***** MATERIAL SHOWN

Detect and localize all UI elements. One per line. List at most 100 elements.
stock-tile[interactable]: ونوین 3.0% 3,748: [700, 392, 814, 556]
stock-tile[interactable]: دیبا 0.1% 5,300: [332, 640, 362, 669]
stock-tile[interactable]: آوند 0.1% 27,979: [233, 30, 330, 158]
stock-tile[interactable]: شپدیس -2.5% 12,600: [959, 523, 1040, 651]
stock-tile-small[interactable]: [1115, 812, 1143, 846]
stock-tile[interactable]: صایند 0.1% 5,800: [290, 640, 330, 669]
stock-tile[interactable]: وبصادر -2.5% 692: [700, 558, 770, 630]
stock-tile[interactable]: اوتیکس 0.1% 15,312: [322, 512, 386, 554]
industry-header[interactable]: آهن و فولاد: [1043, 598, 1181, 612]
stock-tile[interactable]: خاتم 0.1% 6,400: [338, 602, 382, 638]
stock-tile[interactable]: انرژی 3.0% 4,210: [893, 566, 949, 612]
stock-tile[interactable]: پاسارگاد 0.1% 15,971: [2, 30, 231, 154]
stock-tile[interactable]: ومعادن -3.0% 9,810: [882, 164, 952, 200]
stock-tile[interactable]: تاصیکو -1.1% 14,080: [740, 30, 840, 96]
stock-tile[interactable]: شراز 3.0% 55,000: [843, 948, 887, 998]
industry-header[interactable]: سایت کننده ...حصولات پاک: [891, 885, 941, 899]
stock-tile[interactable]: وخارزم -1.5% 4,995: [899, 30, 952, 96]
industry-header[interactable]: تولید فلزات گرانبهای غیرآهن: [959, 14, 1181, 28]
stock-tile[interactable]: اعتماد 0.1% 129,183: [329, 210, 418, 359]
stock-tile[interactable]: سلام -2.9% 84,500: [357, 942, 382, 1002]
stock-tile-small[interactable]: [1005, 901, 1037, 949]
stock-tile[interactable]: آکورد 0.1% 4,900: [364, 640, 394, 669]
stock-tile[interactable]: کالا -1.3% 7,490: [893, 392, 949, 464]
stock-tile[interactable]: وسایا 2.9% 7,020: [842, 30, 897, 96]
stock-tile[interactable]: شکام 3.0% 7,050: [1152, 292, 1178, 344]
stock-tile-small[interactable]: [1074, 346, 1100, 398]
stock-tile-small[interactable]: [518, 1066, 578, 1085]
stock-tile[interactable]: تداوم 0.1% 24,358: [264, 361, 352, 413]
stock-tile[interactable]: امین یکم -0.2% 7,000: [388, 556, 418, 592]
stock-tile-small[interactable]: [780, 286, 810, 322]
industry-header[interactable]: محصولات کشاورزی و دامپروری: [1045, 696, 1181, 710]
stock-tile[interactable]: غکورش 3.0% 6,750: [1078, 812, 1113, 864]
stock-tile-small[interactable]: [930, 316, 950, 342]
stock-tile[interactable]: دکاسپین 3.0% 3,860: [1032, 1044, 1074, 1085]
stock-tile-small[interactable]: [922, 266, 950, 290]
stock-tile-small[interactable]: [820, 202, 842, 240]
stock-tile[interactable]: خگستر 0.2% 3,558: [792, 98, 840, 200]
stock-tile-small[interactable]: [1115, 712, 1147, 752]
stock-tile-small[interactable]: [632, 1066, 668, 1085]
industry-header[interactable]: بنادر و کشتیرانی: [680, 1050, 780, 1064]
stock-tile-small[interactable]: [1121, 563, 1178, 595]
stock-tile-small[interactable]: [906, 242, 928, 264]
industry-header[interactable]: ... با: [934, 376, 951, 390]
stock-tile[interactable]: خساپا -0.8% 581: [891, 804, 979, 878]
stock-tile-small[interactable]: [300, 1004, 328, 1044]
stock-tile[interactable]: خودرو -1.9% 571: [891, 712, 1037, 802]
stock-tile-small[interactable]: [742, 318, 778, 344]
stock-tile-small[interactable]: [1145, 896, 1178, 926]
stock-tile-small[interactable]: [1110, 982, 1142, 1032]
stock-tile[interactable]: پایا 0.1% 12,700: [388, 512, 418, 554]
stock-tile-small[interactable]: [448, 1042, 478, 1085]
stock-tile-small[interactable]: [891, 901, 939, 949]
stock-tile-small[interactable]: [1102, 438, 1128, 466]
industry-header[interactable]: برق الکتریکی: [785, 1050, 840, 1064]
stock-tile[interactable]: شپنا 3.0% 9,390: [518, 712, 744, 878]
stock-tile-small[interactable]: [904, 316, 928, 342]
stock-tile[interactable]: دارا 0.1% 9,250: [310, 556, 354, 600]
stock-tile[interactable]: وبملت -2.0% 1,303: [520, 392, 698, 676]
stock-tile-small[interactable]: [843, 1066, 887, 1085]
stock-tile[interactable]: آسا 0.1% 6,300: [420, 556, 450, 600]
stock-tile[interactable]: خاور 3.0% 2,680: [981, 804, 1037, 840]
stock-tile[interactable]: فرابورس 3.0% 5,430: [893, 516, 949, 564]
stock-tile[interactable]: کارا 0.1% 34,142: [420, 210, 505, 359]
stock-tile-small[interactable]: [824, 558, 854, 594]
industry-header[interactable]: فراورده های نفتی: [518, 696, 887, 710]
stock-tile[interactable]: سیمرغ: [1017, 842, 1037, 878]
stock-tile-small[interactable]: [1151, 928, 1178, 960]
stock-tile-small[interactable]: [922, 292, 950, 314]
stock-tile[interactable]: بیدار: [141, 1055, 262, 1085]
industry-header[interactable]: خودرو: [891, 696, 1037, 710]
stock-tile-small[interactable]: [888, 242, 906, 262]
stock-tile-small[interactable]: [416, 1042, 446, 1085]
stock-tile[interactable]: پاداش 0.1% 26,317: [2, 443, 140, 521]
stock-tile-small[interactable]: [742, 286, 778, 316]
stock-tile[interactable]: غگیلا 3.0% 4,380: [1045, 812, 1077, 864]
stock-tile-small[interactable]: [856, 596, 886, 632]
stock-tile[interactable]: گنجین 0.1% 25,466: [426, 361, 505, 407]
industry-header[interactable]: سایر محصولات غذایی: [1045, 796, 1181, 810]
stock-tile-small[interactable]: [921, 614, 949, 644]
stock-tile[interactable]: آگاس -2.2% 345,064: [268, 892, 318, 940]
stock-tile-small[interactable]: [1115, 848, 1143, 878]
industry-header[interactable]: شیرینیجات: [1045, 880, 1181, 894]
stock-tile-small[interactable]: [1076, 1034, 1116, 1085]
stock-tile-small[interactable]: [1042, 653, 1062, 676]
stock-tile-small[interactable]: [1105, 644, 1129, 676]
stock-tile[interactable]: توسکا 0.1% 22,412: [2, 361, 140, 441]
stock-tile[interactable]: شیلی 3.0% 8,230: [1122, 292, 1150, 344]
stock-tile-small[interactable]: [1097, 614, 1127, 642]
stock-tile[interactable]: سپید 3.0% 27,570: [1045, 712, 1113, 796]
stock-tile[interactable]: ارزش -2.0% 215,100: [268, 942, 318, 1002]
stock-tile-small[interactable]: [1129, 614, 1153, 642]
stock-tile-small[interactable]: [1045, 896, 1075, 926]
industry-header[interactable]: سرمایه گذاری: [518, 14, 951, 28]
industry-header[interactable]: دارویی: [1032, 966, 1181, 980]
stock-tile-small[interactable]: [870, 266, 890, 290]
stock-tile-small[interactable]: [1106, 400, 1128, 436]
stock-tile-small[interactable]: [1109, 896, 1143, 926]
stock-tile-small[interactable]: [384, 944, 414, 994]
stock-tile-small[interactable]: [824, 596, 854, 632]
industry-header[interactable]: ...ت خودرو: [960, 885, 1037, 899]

**********

SHORT TASK:
Copy out every line of the records above, word for word and character for character.

EXERCISE RESPONSE:
Detect and localize all UI elements. One per line. List at most 100 elements.
stock-tile[interactable]: ونوین 3.0% 3,748: [700, 392, 814, 556]
stock-tile[interactable]: دیبا 0.1% 5,300: [332, 640, 362, 669]
stock-tile[interactable]: آوند 0.1% 27,979: [233, 30, 330, 158]
stock-tile[interactable]: شپدیس -2.5% 12,600: [959, 523, 1040, 651]
stock-tile-small[interactable]: [1115, 812, 1143, 846]
stock-tile[interactable]: صایند 0.1% 5,800: [290, 640, 330, 669]
stock-tile[interactable]: وبصادر -2.5% 692: [700, 558, 770, 630]
stock-tile[interactable]: اوتیکس 0.1% 15,312: [322, 512, 386, 554]
industry-header[interactable]: آهن و فولاد: [1043, 598, 1181, 612]
stock-tile[interactable]: خاتم 0.1% 6,400: [338, 602, 382, 638]
stock-tile[interactable]: انرژی 3.0% 4,210: [893, 566, 949, 612]
stock-tile[interactable]: پاسارگاد 0.1% 15,971: [2, 30, 231, 154]
stock-tile[interactable]: ومعادن -3.0% 9,810: [882, 164, 952, 200]
stock-tile[interactable]: تاصیکو -1.1% 14,080: [740, 30, 840, 96]
stock-tile[interactable]: شراز 3.0% 55,000: [843, 948, 887, 998]
industry-header[interactable]: سایت کننده ...حصولات پاک: [891, 885, 941, 899]
stock-tile[interactable]: وخارزم -1.5% 4,995: [899, 30, 952, 96]
industry-header[interactable]: تولید فلزات گرانبهای غیرآهن: [959, 14, 1181, 28]
stock-tile[interactable]: اعتماد 0.1% 129,183: [329, 210, 418, 359]
stock-tile[interactable]: سلام -2.9% 84,500: [357, 942, 382, 1002]
stock-tile-small[interactable]: [1005, 901, 1037, 949]
stock-tile[interactable]: آکورد 0.1% 4,900: [364, 640, 394, 669]
stock-tile[interactable]: کالا -1.3% 7,490: [893, 392, 949, 464]
stock-tile[interactable]: وسایا 2.9% 7,020: [842, 30, 897, 96]
stock-tile[interactable]: شکام 3.0% 7,050: [1152, 292, 1178, 344]
stock-tile-small[interactable]: [1074, 346, 1100, 398]
stock-tile-small[interactable]: [518, 1066, 578, 1085]
stock-tile[interactable]: تداوم 0.1% 24,358: [264, 361, 352, 413]
stock-tile[interactable]: امین یکم -0.2% 7,000: [388, 556, 418, 592]
stock-tile-small[interactable]: [780, 286, 810, 322]
industry-header[interactable]: محصولات کشاورزی و دامپروری: [1045, 696, 1181, 710]
stock-tile[interactable]: غکورش 3.0% 6,750: [1078, 812, 1113, 864]
stock-tile-small[interactable]: [930, 316, 950, 342]
stock-tile[interactable]: دکاسپین 3.0% 3,860: [1032, 1044, 1074, 1085]
stock-tile-small[interactable]: [922, 266, 950, 290]
stock-tile-small[interactable]: [820, 202, 842, 240]
stock-tile[interactable]: خگستر 0.2% 3,558: [792, 98, 840, 200]
stock-tile-small[interactable]: [1115, 712, 1147, 752]
stock-tile-small[interactable]: [632, 1066, 668, 1085]
industry-header[interactable]: بنادر و کشتیرانی: [680, 1050, 780, 1064]
stock-tile-small[interactable]: [1121, 563, 1178, 595]
stock-tile-small[interactable]: [906, 242, 928, 264]
industry-header[interactable]: ... با: [934, 376, 951, 390]
stock-tile[interactable]: خساپا -0.8% 581: [891, 804, 979, 878]
stock-tile-small[interactable]: [300, 1004, 328, 1044]
stock-tile[interactable]: خودرو -1.9% 571: [891, 712, 1037, 802]
stock-tile-small[interactable]: [742, 318, 778, 344]
stock-tile-small[interactable]: [1145, 896, 1178, 926]
stock-tile-small[interactable]: [1110, 982, 1142, 1032]
stock-tile[interactable]: پایا 0.1% 12,700: [388, 512, 418, 554]
stock-tile-small[interactable]: [448, 1042, 478, 1085]
stock-tile-small[interactable]: [891, 901, 939, 949]
stock-tile-small[interactable]: [1102, 438, 1128, 466]
industry-header[interactable]: برق الکتریکی: [785, 1050, 840, 1064]
stock-tile[interactable]: شپنا 3.0% 9,390: [518, 712, 744, 878]
stock-tile-small[interactable]: [904, 316, 928, 342]
stock-tile[interactable]: دارا 0.1% 9,250: [310, 556, 354, 600]
stock-tile[interactable]: وبملت -2.0% 1,303: [520, 392, 698, 676]
stock-tile-small[interactable]: [843, 1066, 887, 1085]
stock-tile[interactable]: آسا 0.1% 6,300: [420, 556, 450, 600]
stock-tile[interactable]: خاور 3.0% 2,680: [981, 804, 1037, 840]
stock-tile[interactable]: فرابورس 3.0% 5,430: [893, 516, 949, 564]
stock-tile[interactable]: کارا 0.1% 34,142: [420, 210, 505, 359]
stock-tile-small[interactable]: [824, 558, 854, 594]
industry-header[interactable]: فراورده های نفتی: [518, 696, 887, 710]
stock-tile[interactable]: سیمرغ: [1017, 842, 1037, 878]
stock-tile-small[interactable]: [1151, 928, 1178, 960]
stock-tile-small[interactable]: [922, 292, 950, 314]
stock-tile[interactable]: بیدار: [141, 1055, 262, 1085]
industry-header[interactable]: خودرو: [891, 696, 1037, 710]
stock-tile-small[interactable]: [888, 242, 906, 262]
stock-tile-small[interactable]: [416, 1042, 446, 1085]
stock-tile[interactable]: پاداش 0.1% 26,317: [2, 443, 140, 521]
stock-tile-small[interactable]: [742, 286, 778, 316]
stock-tile[interactable]: غگیلا 3.0% 4,380: [1045, 812, 1077, 864]
stock-tile-small[interactable]: [856, 596, 886, 632]
stock-tile[interactable]: گنجین 0.1% 25,466: [426, 361, 505, 407]
industry-header[interactable]: سایر محصولات غذایی: [1045, 796, 1181, 810]
stock-tile-small[interactable]: [921, 614, 949, 644]
stock-tile[interactable]: آگاس -2.2% 345,064: [268, 892, 318, 940]
stock-tile-small[interactable]: [1115, 848, 1143, 878]
industry-header[interactable]: شیرینیجات: [1045, 880, 1181, 894]
stock-tile-small[interactable]: [1076, 1034, 1116, 1085]
stock-tile-small[interactable]: [1042, 653, 1062, 676]
stock-tile-small[interactable]: [1105, 644, 1129, 676]
stock-tile[interactable]: توسکا 0.1% 22,412: [2, 361, 140, 441]
stock-tile[interactable]: شیلی 3.0% 8,230: [1122, 292, 1150, 344]
stock-tile-small[interactable]: [1097, 614, 1127, 642]
stock-tile[interactable]: سپید 3.0% 27,570: [1045, 712, 1113, 796]
stock-tile[interactable]: ارزش -2.0% 215,100: [268, 942, 318, 1002]
stock-tile-small[interactable]: [1129, 614, 1153, 642]
stock-tile-small[interactable]: [1045, 896, 1075, 926]
industry-header[interactable]: سرمایه گذاری: [518, 14, 951, 28]
industry-header[interactable]: دارویی: [1032, 966, 1181, 980]
stock-tile-small[interactable]: [870, 266, 890, 290]
stock-tile-small[interactable]: [1106, 400, 1128, 436]
stock-tile-small[interactable]: [1109, 896, 1143, 926]
stock-tile-small[interactable]: [384, 944, 414, 994]
stock-tile-small[interactable]: [824, 596, 854, 632]
industry-header[interactable]: ...ت خودرو: [960, 885, 1037, 899]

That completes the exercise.